Problems and tasks
**1)** Answer these questions about the forum thread on LXC ID mapping, one line each, marked (a), (b), (c):
(a) What ownership does bernd's home directory show instead of the expected bernd:bernd?
(b) Which command does Dunuin name for mounting the LXC's filesystem on the PVE host?
(c) According to zodiac, what ability is lost as soon as you have bind mounts?
**2)** Reproduce the stretch of the forum thread on LXC ID mapping from "After adding the" through "is my fault?".

─── Selected excerpt

After adding the mappings, I log in as bernd. The permissions of my home dir are nobody:bernd instead of expected bernd:bernd but the mountpoint is correct - bernd:shares.

Where is my fault?

1. My /etc/subuid:

Code:

root:100000:65536
bernd:165536:65536
root:1000:1 # <-- this was added by me after reading tutorials

2. My /etc/subgid:

Code:

root:100000:65536
bernd:165536:65536
root:1002:1 # <!-- this was added by me

3. My /etc/lxc/1xx.conf:

Code:

...
unprivileged: 1
...
mp0: /mnt/data,mp=/mnt/data
...
lxc.idmap: u 0 100000 1000
lxc.idmap: g 0 100000 1002
lxc.idmap: u 1000 1000 1
lxc.idmap: g 1002 1002 1
lxc.idmap: u 1001 101001 64534
lxc.idmap: g 1003 101003 64532

Dunuin · Sep 22, 2023

BerndS said:
User bernd is in this group.

Both on the host and the LXC? With bernd in share on the host doesn't mean bernd is in that group inside the LXC too.

BerndS said:
root:1002:1 # <!-- this was added by me

Shouldn't there also be "root:1000:1" for the group bernd with GID 1000?

BerndS said:
lxc.idmap: g 0 100000 1002

BerndS said:
lxc.idmap: g 1002 1002 1

BerndS said:
lxc.idmap: g 1003 101003 64532

And...?:

Code:

lxc.idmap: g 0 100000 1000
lxc.idmap: g 1000 1000 1
lxc.idmap: g 1001 101001 1
lxc.idmap: g 1002 1002 1
lxc.idmap: g 1003 101003 64532

Was the home directory created before you changed the remapping? Because then the home directory is still owned by UID 101000 and GID 101000 which was the user bernd before but as bernd is now UID 1000 and not any longer UID 101000 bernd isn't the owner of that directory anymore. Thats why "nobody" is the owner.
And because you didn't changed the GID remapping for GID 1000 bernds group is still GID 101000 on the host ( shown as GID 1000 inside the LXC) which matches the GID 101000 that is owning the folder so your group is still reported as "bernd". If you change the GID remapping for GID 1000 from 1000->1010000 to 1000->1000 the LXC should show that the folder would be owned by "nogroup".

Ich you want to fix this you would need to shutdown the LXC. Mount the LXCs filesystem on the PVE host (see "pct mount" command). Chown every file/folder owned by UID 101000 to UID 1000 and every file/folder GID 101000 to 1000 and every GID owned by 101002 to 1002. After unmounting the filesystem and starting the LXC the home folder than should be owned by bernd:bernd.

To not have to chown all the stuff make sure to set the remapping before starting the LXC the first time.

zodiac · Sep 22, 2023

I assume, this is a Proxmox installation that isn't meant to be used in a cluster? As far as I can tell, that's really the only situation where it makes sense to use bind mounts from the host into the containers. For everything else, you probably want something like NFS or Plan9 instead (or ceph, if your cluster is a little bigger). But if you do plan to only have a single host, then yes, bind mounts can have advantages.

This is not something that Proxmox natively supports very well. Exactly because the architecture assumes that you want a cluster-aware system. And bind mounts by definition can't work across a cluster.

As an immediate consequence, as soon as you have bind mounts, you lose the ability to generate snapshots of your container(s). That's of course a huge loss in useful features. Snapshots are some of the most powerful and important administrative tools that you should not give up lightly.

──────
─── Material supplied

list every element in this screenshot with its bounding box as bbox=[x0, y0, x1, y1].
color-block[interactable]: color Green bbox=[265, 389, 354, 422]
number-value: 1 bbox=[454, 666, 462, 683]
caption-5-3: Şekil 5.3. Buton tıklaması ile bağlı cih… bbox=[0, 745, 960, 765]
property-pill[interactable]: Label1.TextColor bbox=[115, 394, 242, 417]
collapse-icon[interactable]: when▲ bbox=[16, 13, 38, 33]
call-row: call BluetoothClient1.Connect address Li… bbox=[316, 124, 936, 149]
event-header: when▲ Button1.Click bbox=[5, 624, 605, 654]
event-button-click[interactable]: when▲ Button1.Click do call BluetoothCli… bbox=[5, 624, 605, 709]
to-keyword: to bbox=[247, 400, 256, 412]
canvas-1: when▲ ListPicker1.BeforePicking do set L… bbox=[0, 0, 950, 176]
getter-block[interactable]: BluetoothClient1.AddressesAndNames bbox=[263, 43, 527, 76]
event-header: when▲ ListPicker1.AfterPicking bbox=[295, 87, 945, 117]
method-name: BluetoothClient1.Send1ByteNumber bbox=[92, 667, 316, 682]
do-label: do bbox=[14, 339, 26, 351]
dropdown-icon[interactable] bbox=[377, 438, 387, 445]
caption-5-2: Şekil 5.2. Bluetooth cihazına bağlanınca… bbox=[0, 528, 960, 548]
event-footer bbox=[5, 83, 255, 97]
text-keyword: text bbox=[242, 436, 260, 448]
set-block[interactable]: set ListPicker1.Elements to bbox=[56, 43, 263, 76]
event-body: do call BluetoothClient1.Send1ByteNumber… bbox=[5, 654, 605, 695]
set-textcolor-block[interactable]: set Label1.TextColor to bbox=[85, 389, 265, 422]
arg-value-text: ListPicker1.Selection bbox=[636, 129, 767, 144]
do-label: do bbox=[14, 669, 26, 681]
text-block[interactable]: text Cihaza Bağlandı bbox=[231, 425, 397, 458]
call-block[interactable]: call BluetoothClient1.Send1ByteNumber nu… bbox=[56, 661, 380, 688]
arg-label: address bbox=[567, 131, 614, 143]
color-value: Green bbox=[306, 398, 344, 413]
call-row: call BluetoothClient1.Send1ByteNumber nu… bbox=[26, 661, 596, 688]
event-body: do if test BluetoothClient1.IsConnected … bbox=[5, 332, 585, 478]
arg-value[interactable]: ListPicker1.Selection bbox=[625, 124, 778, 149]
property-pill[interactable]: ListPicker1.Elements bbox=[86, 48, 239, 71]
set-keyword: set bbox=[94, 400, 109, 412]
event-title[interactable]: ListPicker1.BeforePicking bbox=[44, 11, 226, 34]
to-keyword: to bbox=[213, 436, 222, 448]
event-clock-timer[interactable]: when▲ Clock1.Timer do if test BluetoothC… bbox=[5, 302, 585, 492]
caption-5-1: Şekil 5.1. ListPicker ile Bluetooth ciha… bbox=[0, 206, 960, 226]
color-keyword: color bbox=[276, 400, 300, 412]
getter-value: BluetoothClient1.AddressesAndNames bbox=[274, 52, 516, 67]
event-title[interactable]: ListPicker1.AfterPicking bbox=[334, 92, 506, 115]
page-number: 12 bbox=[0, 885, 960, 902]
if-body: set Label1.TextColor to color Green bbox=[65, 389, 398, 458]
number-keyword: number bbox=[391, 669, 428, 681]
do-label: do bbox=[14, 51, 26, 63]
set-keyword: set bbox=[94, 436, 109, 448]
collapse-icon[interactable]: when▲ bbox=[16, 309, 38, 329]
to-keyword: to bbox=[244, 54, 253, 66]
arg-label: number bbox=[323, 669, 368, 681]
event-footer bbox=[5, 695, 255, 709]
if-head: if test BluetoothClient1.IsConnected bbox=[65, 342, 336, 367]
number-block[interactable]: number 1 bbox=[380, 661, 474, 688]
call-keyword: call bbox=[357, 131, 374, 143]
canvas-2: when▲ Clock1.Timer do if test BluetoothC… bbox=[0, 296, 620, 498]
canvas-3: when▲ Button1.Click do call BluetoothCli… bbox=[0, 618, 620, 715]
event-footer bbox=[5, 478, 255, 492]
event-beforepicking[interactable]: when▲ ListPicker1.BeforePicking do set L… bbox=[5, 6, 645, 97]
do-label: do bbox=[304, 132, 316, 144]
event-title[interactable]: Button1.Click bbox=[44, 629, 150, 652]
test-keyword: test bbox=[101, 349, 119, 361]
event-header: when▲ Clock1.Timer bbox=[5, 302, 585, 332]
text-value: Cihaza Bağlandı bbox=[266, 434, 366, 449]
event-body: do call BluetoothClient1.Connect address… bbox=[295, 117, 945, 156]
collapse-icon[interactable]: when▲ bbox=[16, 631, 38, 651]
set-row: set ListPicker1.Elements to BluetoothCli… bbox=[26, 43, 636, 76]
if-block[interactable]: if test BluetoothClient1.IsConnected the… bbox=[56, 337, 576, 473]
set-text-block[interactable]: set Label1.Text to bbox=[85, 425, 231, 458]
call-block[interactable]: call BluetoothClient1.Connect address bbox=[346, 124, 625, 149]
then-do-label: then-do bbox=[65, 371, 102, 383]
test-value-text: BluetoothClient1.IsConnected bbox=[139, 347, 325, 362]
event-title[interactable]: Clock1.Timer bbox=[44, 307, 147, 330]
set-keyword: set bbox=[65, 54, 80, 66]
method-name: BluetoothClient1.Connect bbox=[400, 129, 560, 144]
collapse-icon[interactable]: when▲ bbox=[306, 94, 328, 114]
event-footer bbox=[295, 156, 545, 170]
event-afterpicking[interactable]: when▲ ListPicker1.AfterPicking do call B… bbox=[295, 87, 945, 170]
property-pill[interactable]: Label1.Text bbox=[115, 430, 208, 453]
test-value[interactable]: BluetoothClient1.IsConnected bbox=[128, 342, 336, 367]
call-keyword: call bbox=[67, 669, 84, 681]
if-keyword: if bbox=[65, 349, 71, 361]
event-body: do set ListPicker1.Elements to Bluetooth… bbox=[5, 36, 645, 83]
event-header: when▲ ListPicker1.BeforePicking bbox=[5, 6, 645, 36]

──────

Solutions for each task
**1)**
(a) nobody:bernd
(b) pct mount
(c) The ability to generate snapshots of your container(s).

**2)**
After adding the mappings, I log in as bernd. The permissions of my home dir are nobody:bernd instead of expected bernd:bernd but the mountpoint is correct - bernd:shares.

Where is my fault?